start

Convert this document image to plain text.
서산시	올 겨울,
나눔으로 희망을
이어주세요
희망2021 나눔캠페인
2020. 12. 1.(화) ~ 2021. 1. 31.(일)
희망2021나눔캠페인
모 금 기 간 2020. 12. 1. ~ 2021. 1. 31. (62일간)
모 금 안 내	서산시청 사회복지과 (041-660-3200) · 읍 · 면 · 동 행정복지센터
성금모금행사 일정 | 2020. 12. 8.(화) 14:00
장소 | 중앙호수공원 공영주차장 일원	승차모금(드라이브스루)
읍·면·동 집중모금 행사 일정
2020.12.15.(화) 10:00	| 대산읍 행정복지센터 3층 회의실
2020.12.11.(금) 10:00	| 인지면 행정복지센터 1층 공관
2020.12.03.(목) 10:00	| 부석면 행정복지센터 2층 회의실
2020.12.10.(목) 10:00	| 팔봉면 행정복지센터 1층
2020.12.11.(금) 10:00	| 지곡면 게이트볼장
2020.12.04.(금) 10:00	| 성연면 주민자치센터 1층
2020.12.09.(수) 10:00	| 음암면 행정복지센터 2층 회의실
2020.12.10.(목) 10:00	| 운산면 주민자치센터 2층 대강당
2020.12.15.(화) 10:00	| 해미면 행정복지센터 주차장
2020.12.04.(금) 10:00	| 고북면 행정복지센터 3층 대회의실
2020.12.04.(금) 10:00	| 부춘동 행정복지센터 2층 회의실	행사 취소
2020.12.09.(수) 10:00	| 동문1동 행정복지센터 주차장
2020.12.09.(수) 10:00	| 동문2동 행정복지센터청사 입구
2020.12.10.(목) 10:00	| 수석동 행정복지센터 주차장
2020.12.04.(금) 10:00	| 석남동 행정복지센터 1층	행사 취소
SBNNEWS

end

-- The request --
Write out the data exactly as it stands.

-- In response --
Convert this document image to plain text.
서산시	올 겨울,
나눔으로 희망을
이어주세요
희망2021 나눔캠페인
2020. 12. 1.(화) ~ 2021. 1. 31.(일)
희망2021나눔캠페인
모 금 기 간 2020. 12. 1. ~ 2021. 1. 31. (62일간)
모 금 안 내	서산시청 사회복지과 (041-660-3200) · 읍 · 면 · 동 행정복지센터
성금모금행사 일정 | 2020. 12. 8.(화) 14:00
장소 | 중앙호수공원 공영주차장 일원	승차모금(드라이브스루)
읍·면·동 집중모금 행사 일정
2020.12.15.(화) 10:00	| 대산읍 행정복지센터 3층 회의실
2020.12.11.(금) 10:00	| 인지면 행정복지센터 1층 공관
2020.12.03.(목) 10:00	| 부석면 행정복지센터 2층 회의실
2020.12.10.(목) 10:00	| 팔봉면 행정복지센터 1층
2020.12.11.(금) 10:00	| 지곡면 게이트볼장
2020.12.04.(금) 10:00	| 성연면 주민자치센터 1층
2020.12.09.(수) 10:00	| 음암면 행정복지센터 2층 회의실
2020.12.10.(목) 10:00	| 운산면 주민자치센터 2층 대강당
2020.12.15.(화) 10:00	| 해미면 행정복지센터 주차장
2020.12.04.(금) 10:00	| 고북면 행정복지센터 3층 대회의실
2020.12.04.(금) 10:00	| 부춘동 행정복지센터 2층 회의실	행사 취소
2020.12.09.(수) 10:00	| 동문1동 행정복지센터 주차장
2020.12.09.(수) 10:00	| 동문2동 행정복지센터청사 입구
2020.12.10.(목) 10:00	| 수석동 행정복지센터 주차장
2020.12.04.(금) 10:00	| 석남동 행정복지센터 1층	행사 취소
SBNNEWS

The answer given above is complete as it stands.